:: TEXTABSCHNITT ::
Die Einleitung von Mischwasser in Gewässer entspricht dem Stand der Technik und geschieht mit kantonaler Genehmigung. Ohne diese Entlastungen würde es bei Starkniederschlägen regelmässig zu lokalen Überschwemmungen kommen. Im Einzugsgebiet der ara region bern ag befinden sich über zweihundert solcher Entlastungsleitungen, drei davon in der Gemeinde Muri bei Bern. Die kürzlich eingereichte Aufsichtsanzeige richtet sich pauschal gegen die heutige Schweizer Praxis.

In der Tagespresse wurde über die Entlastung von Regen- und Abwasser in die Aare in der Gemeinde Muri bei Bern und über eine entsprechende Aufsichtsanzeige berichtet. Mittlerweile liegt der Gemeinde eine Kopie dieser Anzeige vor.
:::
ARBEITSANWEISUNG A = Wähle alle Zeilen aus, die die Zeichenfolge „cooperation“ enthalten, und gib sie wieder. Groß- und Kleinschreibung muss dabei übereinstimmen.
Die Zeilen haben mit dem Textabschnitt nichts zu tun.
:: DATENZEILEN ::
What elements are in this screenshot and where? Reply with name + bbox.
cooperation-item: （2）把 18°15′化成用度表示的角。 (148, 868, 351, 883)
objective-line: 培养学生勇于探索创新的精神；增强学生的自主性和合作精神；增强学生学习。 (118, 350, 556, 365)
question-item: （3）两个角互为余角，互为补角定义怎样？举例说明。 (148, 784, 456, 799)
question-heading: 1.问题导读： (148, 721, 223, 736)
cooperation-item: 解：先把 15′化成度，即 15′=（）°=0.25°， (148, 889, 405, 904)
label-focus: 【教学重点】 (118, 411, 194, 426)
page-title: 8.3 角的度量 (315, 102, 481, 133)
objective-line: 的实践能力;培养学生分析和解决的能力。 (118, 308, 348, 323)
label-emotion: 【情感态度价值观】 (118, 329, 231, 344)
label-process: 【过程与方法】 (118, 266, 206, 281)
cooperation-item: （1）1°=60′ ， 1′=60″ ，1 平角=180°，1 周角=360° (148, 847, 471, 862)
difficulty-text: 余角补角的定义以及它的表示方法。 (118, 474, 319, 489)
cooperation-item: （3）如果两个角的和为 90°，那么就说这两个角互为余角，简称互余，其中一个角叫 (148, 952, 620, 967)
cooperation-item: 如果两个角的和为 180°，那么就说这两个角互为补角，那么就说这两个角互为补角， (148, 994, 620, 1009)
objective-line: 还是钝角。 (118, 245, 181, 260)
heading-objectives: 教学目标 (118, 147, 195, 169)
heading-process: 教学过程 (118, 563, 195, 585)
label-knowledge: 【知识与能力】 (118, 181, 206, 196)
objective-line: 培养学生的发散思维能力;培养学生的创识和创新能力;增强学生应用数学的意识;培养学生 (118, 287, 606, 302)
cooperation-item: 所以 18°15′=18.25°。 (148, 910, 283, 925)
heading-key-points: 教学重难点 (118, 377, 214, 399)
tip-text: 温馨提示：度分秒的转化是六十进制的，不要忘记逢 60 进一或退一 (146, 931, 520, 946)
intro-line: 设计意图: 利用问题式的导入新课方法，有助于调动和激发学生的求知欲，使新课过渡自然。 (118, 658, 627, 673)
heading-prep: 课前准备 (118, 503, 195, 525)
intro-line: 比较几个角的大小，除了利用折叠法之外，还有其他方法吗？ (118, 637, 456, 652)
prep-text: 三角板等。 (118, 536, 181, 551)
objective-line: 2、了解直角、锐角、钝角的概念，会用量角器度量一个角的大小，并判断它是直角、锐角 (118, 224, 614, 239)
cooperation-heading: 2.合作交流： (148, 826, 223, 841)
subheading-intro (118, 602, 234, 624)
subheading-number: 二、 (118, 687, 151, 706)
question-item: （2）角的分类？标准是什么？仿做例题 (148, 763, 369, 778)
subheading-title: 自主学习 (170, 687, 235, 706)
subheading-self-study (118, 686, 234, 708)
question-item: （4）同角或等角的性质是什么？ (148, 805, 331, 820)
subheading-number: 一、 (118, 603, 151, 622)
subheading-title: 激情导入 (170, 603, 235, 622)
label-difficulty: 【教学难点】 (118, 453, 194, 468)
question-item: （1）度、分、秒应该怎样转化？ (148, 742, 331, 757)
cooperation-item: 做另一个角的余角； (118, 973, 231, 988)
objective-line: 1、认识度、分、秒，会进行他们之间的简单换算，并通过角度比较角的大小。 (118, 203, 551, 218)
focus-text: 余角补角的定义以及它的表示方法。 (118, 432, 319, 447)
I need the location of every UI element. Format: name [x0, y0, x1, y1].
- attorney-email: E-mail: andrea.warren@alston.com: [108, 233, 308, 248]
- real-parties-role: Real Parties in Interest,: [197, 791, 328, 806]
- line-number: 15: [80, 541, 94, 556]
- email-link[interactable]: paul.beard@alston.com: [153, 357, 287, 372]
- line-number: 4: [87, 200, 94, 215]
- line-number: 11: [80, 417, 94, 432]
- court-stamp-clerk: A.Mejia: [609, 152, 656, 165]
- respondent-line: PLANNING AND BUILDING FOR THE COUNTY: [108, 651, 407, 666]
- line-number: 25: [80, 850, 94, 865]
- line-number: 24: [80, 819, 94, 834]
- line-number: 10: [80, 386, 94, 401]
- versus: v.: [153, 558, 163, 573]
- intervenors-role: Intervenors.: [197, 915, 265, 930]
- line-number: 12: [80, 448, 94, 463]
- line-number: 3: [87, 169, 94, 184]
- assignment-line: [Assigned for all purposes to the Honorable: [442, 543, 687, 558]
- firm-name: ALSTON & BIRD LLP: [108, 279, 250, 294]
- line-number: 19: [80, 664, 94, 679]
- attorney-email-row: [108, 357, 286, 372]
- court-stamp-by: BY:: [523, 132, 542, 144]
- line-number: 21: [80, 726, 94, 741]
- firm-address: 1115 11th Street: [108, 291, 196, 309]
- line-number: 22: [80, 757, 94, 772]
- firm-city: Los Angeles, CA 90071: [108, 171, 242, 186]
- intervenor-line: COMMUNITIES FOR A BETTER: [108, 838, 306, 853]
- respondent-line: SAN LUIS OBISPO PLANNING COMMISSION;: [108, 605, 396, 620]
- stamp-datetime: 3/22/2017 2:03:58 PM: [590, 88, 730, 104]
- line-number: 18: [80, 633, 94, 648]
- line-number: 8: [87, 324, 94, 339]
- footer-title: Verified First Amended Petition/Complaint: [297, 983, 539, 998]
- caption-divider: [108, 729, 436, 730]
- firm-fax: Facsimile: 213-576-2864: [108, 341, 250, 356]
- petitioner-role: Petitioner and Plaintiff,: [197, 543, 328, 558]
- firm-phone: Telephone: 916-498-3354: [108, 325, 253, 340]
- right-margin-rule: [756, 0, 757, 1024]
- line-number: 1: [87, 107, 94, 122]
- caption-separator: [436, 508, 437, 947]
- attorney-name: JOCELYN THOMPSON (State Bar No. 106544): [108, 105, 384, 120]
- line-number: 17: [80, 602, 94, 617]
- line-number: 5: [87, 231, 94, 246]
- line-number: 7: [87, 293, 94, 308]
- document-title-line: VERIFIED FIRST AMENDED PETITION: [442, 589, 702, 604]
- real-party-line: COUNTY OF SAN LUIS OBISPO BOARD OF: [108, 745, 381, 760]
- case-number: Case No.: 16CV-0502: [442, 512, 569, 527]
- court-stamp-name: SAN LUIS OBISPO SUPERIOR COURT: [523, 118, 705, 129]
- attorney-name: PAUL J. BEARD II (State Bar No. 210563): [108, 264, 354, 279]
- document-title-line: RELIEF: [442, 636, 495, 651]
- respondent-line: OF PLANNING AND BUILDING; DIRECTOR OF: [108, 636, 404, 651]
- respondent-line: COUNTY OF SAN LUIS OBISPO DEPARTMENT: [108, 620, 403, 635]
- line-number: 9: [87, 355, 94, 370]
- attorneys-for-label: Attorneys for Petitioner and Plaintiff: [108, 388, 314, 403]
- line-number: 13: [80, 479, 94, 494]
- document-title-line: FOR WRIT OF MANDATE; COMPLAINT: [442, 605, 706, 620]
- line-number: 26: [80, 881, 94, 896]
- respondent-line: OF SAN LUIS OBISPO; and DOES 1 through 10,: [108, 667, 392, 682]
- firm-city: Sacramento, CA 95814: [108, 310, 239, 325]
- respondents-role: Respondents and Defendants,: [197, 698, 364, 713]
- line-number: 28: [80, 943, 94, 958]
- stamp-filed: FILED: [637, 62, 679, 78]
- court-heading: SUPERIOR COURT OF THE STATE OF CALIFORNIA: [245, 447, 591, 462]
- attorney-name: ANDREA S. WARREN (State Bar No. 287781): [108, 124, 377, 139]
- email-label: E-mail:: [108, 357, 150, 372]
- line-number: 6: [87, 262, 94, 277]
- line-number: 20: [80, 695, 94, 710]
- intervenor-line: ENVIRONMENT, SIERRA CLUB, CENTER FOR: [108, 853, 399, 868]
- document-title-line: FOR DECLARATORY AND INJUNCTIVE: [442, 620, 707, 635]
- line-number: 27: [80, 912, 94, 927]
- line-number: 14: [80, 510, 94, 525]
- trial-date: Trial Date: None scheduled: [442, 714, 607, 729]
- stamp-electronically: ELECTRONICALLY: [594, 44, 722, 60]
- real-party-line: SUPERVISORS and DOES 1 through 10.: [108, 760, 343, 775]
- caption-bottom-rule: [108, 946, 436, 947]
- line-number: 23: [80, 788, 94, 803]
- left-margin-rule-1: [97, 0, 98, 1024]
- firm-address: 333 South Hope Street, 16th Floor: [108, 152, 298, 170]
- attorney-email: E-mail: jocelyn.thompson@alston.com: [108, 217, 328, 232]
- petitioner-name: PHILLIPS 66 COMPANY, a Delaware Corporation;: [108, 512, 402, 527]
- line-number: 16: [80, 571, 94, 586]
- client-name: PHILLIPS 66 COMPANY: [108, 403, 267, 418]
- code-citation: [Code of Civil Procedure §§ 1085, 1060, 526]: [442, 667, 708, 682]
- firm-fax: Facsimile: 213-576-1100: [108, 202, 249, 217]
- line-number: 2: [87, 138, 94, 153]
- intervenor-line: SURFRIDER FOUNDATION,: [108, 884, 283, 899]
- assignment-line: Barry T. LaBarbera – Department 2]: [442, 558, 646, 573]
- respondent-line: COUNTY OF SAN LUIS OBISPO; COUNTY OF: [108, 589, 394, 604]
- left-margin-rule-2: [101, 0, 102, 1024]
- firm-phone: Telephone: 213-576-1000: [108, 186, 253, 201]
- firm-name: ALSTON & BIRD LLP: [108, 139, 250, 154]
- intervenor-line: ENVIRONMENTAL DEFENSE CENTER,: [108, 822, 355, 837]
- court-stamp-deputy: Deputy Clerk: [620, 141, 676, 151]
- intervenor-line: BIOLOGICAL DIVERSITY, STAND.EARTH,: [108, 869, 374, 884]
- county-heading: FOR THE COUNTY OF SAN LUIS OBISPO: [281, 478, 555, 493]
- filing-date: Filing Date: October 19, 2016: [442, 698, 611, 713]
:::
ARBEITSANWEISUNG B = Wie viele Entlastungsleitungen liegen laut dem Textabschnitt in der Gemeinde Muri bei Bern?

ERGEBNIS A =
cooperation-item: （2）把 18°15′化成用度表示的角。 (148, 868, 351, 883)
cooperation-item: 解：先把 15′化成度，即 15′=（）°=0.25°， (148, 889, 405, 904)
cooperation-item: （1）1°=60′ ， 1′=60″ ，1 平角=180°，1 周角=360° (148, 847, 471, 862)
cooperation-item: （3）如果两个角的和为 90°，那么就说这两个角互为余角，简称互余，其中一个角叫 (148, 952, 620, 967)
cooperation-item: 如果两个角的和为 180°，那么就说这两个角互为补角，那么就说这两个角互为补角， (148, 994, 620, 1009)
cooperation-item: 所以 18°15′=18.25°。 (148, 910, 283, 925)
cooperation-heading: 2.合作交流： (148, 826, 223, 841)
cooperation-item: 做另一个角的余角； (118, 973, 231, 988)

ERGEBNIS B = In der Gemeinde Muri bei Bern liegen drei Entlastungsleitungen.